_Instructions for the task_.
Among the entries, which lines carry the string "text"? Copy each of them.

-- begin Data rows --

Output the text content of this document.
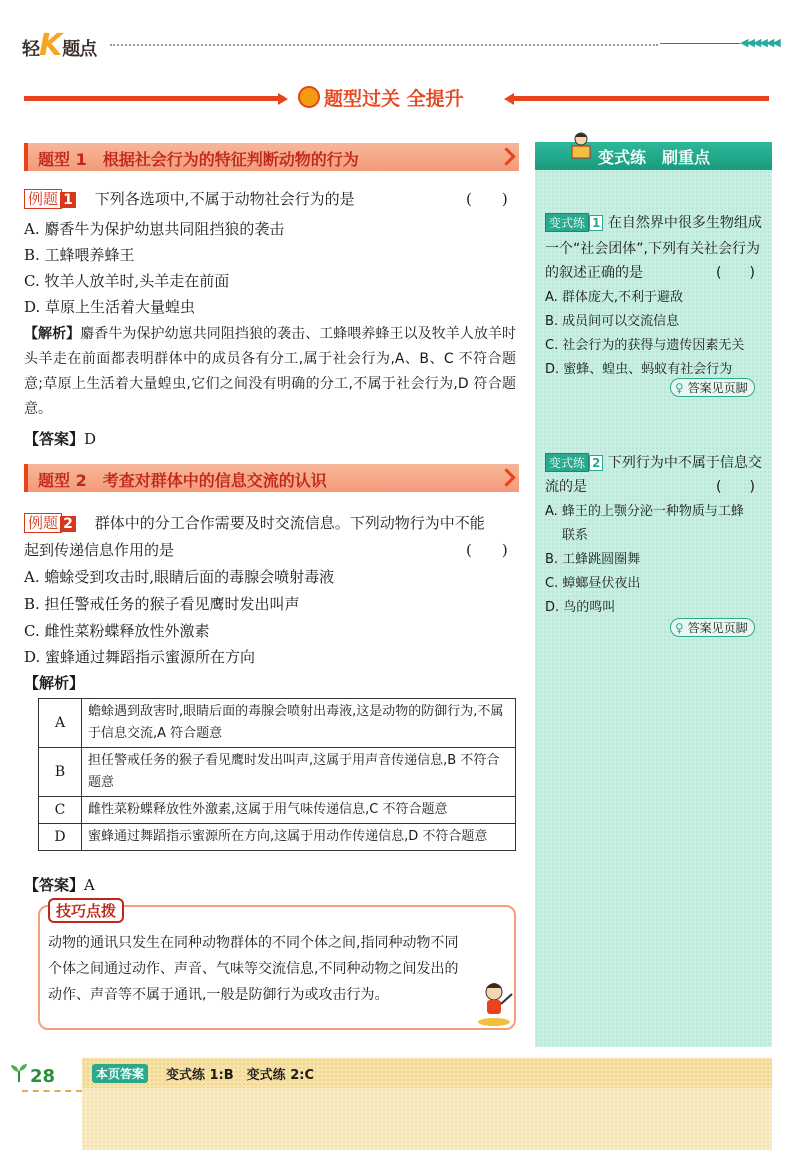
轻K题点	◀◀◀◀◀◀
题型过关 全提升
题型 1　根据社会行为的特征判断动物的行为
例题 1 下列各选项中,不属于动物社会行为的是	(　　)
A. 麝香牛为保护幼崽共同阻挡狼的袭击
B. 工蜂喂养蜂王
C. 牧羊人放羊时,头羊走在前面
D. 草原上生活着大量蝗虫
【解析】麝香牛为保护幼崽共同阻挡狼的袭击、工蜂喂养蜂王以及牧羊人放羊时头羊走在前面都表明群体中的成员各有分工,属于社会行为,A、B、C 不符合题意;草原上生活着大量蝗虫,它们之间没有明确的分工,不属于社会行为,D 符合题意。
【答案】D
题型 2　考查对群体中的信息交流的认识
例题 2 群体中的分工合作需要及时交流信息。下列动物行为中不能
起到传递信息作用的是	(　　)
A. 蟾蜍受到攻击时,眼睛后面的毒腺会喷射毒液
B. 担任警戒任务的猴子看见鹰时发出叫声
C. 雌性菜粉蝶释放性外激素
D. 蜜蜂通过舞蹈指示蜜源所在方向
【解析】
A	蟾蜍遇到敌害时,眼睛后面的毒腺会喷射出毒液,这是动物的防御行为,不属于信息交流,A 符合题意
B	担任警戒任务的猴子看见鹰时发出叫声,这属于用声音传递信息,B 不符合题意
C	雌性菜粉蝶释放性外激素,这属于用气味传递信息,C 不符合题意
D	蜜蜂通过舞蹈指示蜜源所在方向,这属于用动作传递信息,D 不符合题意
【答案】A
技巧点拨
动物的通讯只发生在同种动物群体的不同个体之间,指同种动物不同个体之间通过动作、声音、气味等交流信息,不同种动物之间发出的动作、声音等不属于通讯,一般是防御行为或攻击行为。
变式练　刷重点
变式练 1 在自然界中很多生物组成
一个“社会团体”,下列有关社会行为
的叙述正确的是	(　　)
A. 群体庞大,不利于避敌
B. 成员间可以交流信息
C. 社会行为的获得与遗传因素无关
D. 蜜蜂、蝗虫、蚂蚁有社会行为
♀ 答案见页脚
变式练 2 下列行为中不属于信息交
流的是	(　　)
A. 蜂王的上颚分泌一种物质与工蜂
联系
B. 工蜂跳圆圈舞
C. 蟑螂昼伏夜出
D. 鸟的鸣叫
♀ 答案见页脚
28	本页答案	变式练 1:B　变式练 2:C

-- end Data rows --
-- begin Data rows --

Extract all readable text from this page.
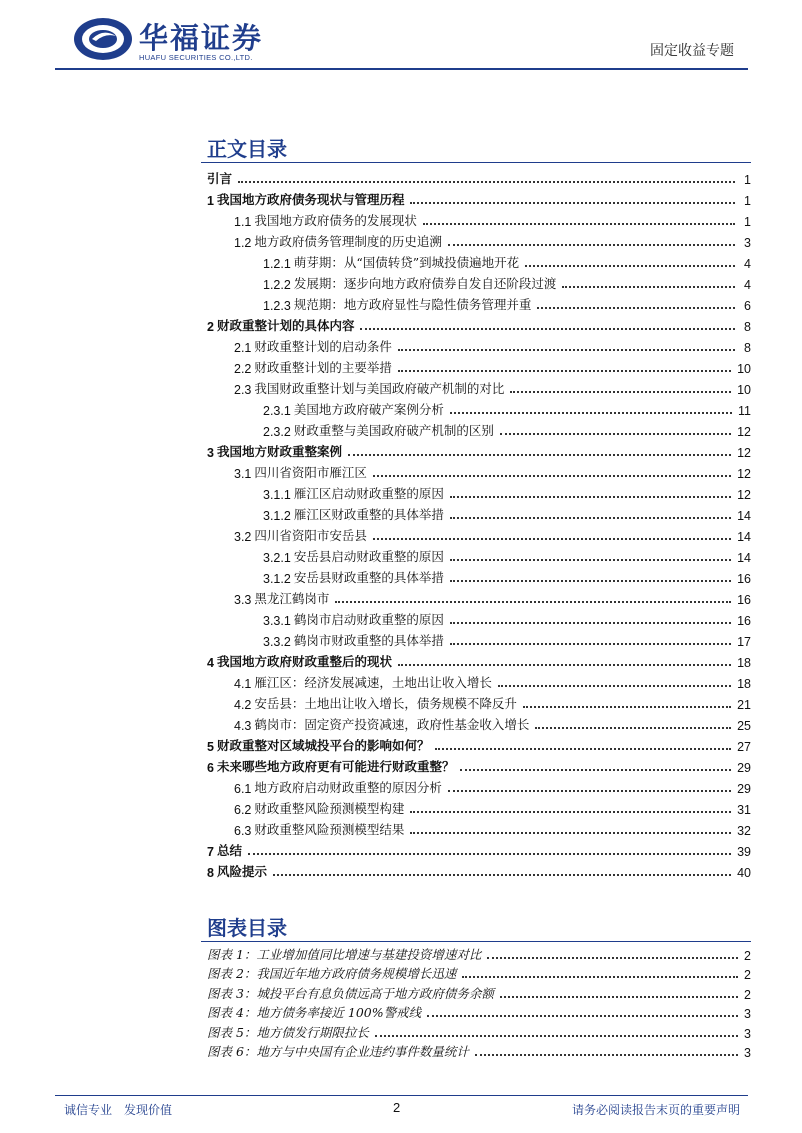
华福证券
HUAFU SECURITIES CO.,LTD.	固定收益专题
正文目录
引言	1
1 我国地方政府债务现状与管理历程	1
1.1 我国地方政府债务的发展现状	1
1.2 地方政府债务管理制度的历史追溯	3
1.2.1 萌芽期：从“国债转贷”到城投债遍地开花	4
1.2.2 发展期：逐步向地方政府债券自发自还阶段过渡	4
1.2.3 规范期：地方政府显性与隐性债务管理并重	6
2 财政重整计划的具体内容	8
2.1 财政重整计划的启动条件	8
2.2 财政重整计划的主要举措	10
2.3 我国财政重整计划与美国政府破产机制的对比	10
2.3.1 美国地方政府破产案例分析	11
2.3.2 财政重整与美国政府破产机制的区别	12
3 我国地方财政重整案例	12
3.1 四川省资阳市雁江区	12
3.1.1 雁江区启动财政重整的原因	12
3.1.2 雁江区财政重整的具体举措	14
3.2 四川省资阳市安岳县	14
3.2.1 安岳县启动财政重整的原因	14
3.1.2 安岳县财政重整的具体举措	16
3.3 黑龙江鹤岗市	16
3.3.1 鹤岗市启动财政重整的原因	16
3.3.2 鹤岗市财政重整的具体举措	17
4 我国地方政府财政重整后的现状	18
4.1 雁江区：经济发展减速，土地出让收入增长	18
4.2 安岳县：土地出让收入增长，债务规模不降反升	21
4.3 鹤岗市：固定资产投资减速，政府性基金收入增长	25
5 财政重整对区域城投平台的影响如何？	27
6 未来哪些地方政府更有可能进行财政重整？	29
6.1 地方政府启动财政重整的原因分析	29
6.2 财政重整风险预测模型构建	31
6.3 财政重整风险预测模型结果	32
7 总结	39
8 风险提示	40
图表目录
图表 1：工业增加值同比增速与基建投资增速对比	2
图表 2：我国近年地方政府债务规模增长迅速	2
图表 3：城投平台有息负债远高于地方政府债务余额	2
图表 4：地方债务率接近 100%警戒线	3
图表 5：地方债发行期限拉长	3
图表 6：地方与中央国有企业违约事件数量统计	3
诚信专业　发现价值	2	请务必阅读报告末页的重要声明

-- end Data rows --

_Solution to this task_.
Output the text content of this document.
Extract all readable text from this page.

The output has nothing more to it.